[Dataset entries]
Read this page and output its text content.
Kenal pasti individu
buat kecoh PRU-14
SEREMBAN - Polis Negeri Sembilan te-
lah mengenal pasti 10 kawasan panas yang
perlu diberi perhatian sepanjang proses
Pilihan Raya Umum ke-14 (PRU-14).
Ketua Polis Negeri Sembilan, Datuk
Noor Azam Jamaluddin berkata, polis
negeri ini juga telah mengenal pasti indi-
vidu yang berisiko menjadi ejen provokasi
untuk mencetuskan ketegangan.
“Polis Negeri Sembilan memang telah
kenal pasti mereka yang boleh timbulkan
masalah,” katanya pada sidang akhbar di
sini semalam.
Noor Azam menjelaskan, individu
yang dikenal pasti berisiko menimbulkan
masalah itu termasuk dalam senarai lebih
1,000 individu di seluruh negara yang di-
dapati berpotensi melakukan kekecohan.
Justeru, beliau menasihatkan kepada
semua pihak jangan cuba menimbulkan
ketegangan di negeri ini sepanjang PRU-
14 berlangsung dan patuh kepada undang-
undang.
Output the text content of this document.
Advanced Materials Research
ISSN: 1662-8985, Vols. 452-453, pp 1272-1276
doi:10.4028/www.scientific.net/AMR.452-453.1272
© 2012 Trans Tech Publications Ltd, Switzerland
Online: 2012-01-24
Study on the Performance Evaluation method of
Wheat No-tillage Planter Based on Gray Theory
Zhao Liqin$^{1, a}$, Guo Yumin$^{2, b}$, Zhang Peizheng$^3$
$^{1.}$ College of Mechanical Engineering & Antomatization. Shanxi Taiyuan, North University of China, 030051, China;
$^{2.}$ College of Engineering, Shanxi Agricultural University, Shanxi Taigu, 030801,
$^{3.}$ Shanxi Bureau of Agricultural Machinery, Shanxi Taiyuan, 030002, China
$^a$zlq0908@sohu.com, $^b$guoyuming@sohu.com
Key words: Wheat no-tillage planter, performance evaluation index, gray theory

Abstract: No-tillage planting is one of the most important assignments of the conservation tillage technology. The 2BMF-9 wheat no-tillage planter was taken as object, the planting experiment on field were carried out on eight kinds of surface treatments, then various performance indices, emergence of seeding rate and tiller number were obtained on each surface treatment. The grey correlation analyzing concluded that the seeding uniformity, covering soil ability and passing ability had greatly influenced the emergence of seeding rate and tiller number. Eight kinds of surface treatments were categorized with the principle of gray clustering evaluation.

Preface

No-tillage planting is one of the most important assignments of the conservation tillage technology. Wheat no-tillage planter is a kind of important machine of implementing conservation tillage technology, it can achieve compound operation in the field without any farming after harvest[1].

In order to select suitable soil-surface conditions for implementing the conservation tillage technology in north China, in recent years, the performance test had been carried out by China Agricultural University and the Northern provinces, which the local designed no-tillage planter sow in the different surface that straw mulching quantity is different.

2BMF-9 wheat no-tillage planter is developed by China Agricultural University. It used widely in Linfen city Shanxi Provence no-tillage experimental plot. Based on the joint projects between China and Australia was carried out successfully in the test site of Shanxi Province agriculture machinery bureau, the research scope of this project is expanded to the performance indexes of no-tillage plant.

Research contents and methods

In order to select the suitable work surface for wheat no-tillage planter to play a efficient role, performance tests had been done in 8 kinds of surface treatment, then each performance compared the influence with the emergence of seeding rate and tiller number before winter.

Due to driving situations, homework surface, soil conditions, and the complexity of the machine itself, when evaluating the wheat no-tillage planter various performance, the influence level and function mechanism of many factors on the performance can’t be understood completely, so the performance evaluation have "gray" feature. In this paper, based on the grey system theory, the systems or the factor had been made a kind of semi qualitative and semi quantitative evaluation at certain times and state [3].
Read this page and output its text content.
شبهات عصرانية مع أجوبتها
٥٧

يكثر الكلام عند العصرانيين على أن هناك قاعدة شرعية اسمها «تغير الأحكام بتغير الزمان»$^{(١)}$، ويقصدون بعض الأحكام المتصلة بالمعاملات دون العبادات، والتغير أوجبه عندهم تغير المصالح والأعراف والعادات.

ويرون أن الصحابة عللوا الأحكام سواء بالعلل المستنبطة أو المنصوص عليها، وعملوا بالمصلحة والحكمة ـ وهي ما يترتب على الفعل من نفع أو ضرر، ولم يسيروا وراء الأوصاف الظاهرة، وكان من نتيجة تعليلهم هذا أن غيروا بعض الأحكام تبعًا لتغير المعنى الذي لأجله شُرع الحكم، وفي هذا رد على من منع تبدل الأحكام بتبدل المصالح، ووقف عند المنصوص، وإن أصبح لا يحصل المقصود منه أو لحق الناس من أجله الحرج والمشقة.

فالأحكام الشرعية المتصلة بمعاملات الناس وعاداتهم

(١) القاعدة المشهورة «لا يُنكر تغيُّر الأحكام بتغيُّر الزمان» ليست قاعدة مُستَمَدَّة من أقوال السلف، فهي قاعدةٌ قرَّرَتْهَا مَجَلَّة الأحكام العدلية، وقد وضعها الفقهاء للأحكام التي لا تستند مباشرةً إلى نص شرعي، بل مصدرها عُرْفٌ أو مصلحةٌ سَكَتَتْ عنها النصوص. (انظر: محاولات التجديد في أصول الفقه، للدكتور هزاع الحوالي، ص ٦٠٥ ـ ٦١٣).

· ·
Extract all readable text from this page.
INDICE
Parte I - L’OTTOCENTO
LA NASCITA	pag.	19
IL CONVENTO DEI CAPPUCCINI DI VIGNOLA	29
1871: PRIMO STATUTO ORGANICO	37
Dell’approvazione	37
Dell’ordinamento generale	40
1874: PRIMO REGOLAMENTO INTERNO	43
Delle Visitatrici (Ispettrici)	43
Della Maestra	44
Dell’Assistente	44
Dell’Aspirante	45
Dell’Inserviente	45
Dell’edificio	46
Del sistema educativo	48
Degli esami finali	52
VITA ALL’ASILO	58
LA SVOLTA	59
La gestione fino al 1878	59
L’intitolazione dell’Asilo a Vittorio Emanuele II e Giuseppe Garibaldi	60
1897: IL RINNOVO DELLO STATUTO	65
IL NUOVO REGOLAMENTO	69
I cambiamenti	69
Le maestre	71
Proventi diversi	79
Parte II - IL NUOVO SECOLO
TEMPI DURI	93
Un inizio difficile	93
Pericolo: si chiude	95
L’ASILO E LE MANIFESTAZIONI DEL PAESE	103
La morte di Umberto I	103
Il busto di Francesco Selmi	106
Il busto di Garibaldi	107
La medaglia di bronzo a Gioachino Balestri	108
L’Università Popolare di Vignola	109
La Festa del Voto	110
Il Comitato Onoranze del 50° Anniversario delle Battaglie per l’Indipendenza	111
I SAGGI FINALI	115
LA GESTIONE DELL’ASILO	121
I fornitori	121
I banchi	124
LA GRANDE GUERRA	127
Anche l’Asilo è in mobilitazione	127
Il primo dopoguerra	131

* [Problem]
Reproduce each entry exactly, leaving out nothing.

* [Answer to the problem]
Read this page and output its text content.
Kenal pasti individu
buat kecoh PRU-14
SEREMBAN - Polis Negeri Sembilan te-
lah mengenal pasti 10 kawasan panas yang
perlu diberi perhatian sepanjang proses
Pilihan Raya Umum ke-14 (PRU-14).
Ketua Polis Negeri Sembilan, Datuk
Noor Azam Jamaluddin berkata, polis
negeri ini juga telah mengenal pasti indi-
vidu yang berisiko menjadi ejen provokasi
untuk mencetuskan ketegangan.
“Polis Negeri Sembilan memang telah
kenal pasti mereka yang boleh timbulkan
masalah,” katanya pada sidang akhbar di
sini semalam.
Noor Azam menjelaskan, individu
yang dikenal pasti berisiko menimbulkan
masalah itu termasuk dalam senarai lebih
1,000 individu di seluruh negara yang di-
dapati berpotensi melakukan kekecohan.
Justeru, beliau menasihatkan kepada
semua pihak jangan cuba menimbulkan
ketegangan di negeri ini sepanjang PRU-
14 berlangsung dan patuh kepada undang-
undang.
Output the text content of this document.
Advanced Materials Research
ISSN: 1662-8985, Vols. 452-453, pp 1272-1276
doi:10.4028/www.scientific.net/AMR.452-453.1272
© 2012 Trans Tech Publications Ltd, Switzerland
Online: 2012-01-24
Study on the Performance Evaluation method of
Wheat No-tillage Planter Based on Gray Theory
Zhao Liqin$^{1, a}$, Guo Yumin$^{2, b}$, Zhang Peizheng$^3$
$^{1.}$ College of Mechanical Engineering & Antomatization. Shanxi Taiyuan, North University of China, 030051, China;
$^{2.}$ College of Engineering, Shanxi Agricultural University, Shanxi Taigu, 030801,
$^{3.}$ Shanxi Bureau of Agricultural Machinery, Shanxi Taiyuan, 030002, China
$^a$zlq0908@sohu.com, $^b$guoyuming@sohu.com
Key words: Wheat no-tillage planter, performance evaluation index, gray theory

Abstract: No-tillage planting is one of the most important assignments of the conservation tillage technology. The 2BMF-9 wheat no-tillage planter was taken as object, the planting experiment on field were carried out on eight kinds of surface treatments, then various performance indices, emergence of seeding rate and tiller number were obtained on each surface treatment. The grey correlation analyzing concluded that the seeding uniformity, covering soil ability and passing ability had greatly influenced the emergence of seeding rate and tiller number. Eight kinds of surface treatments were categorized with the principle of gray clustering evaluation.

Preface

No-tillage planting is one of the most important assignments of the conservation tillage technology. Wheat no-tillage planter is a kind of important machine of implementing conservation tillage technology, it can achieve compound operation in the field without any farming after harvest[1].

In order to select suitable soil-surface conditions for implementing the conservation tillage technology in north China, in recent years, the performance test had been carried out by China Agricultural University and the Northern provinces, which the local designed no-tillage planter sow in the different surface that straw mulching quantity is different.

2BMF-9 wheat no-tillage planter is developed by China Agricultural University. It used widely in Linfen city Shanxi Provence no-tillage experimental plot. Based on the joint projects between China and Australia was carried out successfully in the test site of Shanxi Province agriculture machinery bureau, the research scope of this project is expanded to the performance indexes of no-tillage plant.

Research contents and methods

In order to select the suitable work surface for wheat no-tillage planter to play a efficient role, performance tests had been done in 8 kinds of surface treatment, then each performance compared the influence with the emergence of seeding rate and tiller number before winter.

Due to driving situations, homework surface, soil conditions, and the complexity of the machine itself, when evaluating the wheat no-tillage planter various performance, the influence level and function mechanism of many factors on the performance can’t be understood completely, so the performance evaluation have "gray" feature. In this paper, based on the grey system theory, the systems or the factor had been made a kind of semi qualitative and semi quantitative evaluation at certain times and state [3].
Read this page and output its text content.
شبهات عصرانية مع أجوبتها
٥٧

يكثر الكلام عند العصرانيين على أن هناك قاعدة شرعية اسمها «تغير الأحكام بتغير الزمان»$^{(١)}$، ويقصدون بعض الأحكام المتصلة بالمعاملات دون العبادات، والتغير أوجبه عندهم تغير المصالح والأعراف والعادات.

ويرون أن الصحابة عللوا الأحكام سواء بالعلل المستنبطة أو المنصوص عليها، وعملوا بالمصلحة والحكمة ـ وهي ما يترتب على الفعل من نفع أو ضرر، ولم يسيروا وراء الأوصاف الظاهرة، وكان من نتيجة تعليلهم هذا أن غيروا بعض الأحكام تبعًا لتغير المعنى الذي لأجله شُرع الحكم، وفي هذا رد على من منع تبدل الأحكام بتبدل المصالح، ووقف عند المنصوص، وإن أصبح لا يحصل المقصود منه أو لحق الناس من أجله الحرج والمشقة.

فالأحكام الشرعية المتصلة بمعاملات الناس وعاداتهم

(١) القاعدة المشهورة «لا يُنكر تغيُّر الأحكام بتغيُّر الزمان» ليست قاعدة مُستَمَدَّة من أقوال السلف، فهي قاعدةٌ قرَّرَتْهَا مَجَلَّة الأحكام العدلية، وقد وضعها الفقهاء للأحكام التي لا تستند مباشرةً إلى نص شرعي، بل مصدرها عُرْفٌ أو مصلحةٌ سَكَتَتْ عنها النصوص. (انظر: محاولات التجديد في أصول الفقه، للدكتور هزاع الحوالي، ص ٦٠٥ ـ ٦١٣).

· ·
Extract all readable text from this page.
INDICE
Parte I - L’OTTOCENTO
LA NASCITA	pag.	19
IL CONVENTO DEI CAPPUCCINI DI VIGNOLA	29
1871: PRIMO STATUTO ORGANICO	37
Dell’approvazione	37
Dell’ordinamento generale	40
1874: PRIMO REGOLAMENTO INTERNO	43
Delle Visitatrici (Ispettrici)	43
Della Maestra	44
Dell’Assistente	44
Dell’Aspirante	45
Dell’Inserviente	45
Dell’edificio	46
Del sistema educativo	48
Degli esami finali	52
VITA ALL’ASILO	58
LA SVOLTA	59
La gestione fino al 1878	59
L’intitolazione dell’Asilo a Vittorio Emanuele II e Giuseppe Garibaldi	60
1897: IL RINNOVO DELLO STATUTO	65
IL NUOVO REGOLAMENTO	69
I cambiamenti	69
Le maestre	71
Proventi diversi	79
Parte II - IL NUOVO SECOLO
TEMPI DURI	93
Un inizio difficile	93
Pericolo: si chiude	95
L’ASILO E LE MANIFESTAZIONI DEL PAESE	103
La morte di Umberto I	103
Il busto di Francesco Selmi	106
Il busto di Garibaldi	107
La medaglia di bronzo a Gioachino Balestri	108
L’Università Popolare di Vignola	109
La Festa del Voto	110
Il Comitato Onoranze del 50° Anniversario delle Battaglie per l’Indipendenza	111
I SAGGI FINALI	115
LA GESTIONE DELL’ASILO	121
I fornitori	121
I banchi	124
LA GRANDE GUERRA	127
Anche l’Asilo è in mobilitazione	127
Il primo dopoguerra	131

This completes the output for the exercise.